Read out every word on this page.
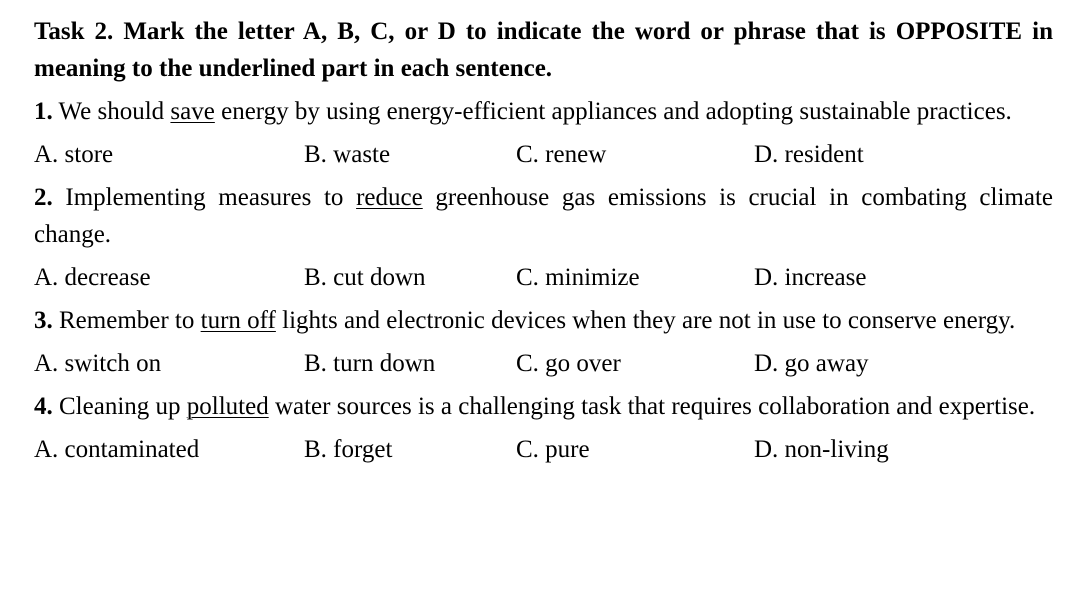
Task 2. Mark the letter A, B, C, or D to indicate the word or phrase that is OPPOSITE in meaning to the underlined part in each sentence.

1. We should save energy by using energy-efficient appliances and adopting sustainable practices.

A. store	B. waste	C. renew	D. resident

2. Implementing measures to reduce greenhouse gas emissions is crucial in combating climate change.

A. decrease	B. cut down	C. minimize	D. increase

3. Remember to turn off lights and electronic devices when they are not in use to conserve energy.

A. switch on	B. turn down	C. go over	D. go away

4. Cleaning up polluted water sources is a challenging task that requires collaboration and expertise.

A. contaminated	B. forget	C. pure	D. non-living
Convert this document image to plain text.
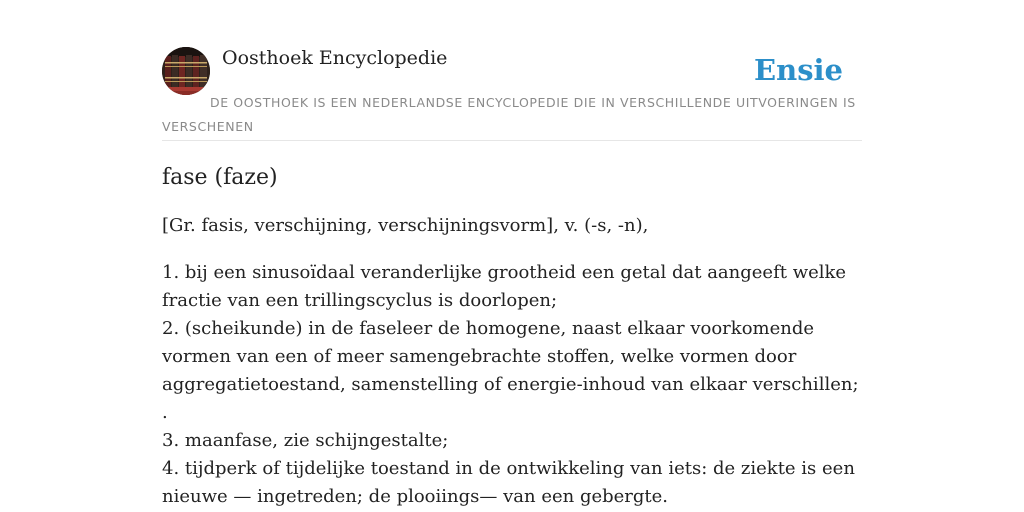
Oosthoek Encyclopedie	Ensie
DE OOSTHOEK IS EEN NEDERLANDSE ENCYCLOPEDIE DIE IN VERSCHILLENDE UITVOERINGEN IS VERSCHENEN
fase (faze)

[Gr. fasis, verschijning, verschijningsvorm], v. (-s, -n),

1. bij een sinusoïdaal veranderlijke grootheid een getal dat aangeeft welke fractie van een trillingscyclus is doorlopen;
2. (scheikunde) in de faseleer de homogene, naast elkaar voorkomende vormen van een of meer samengebrachte stoffen, welke vormen door aggregatietoestand, samenstelling of energie-inhoud van elkaar verschillen; .
3. maanfase, zie schijngestalte;
4. tijdperk of tijdelijke toestand in de ontwikkeling van iets: de ziekte is een nieuwe — ingetreden; de plooiings— van een gebergte.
====
● **WRITTEN TASK**: Display every line of the listing that contains the string "word".

● **EXPECTED ANSWER**:
Read out every word on this page.
Task 2. Mark the letter A, B, C, or D to indicate the word or phrase that is OPPOSITE in meaning to the underlined part in each sentence.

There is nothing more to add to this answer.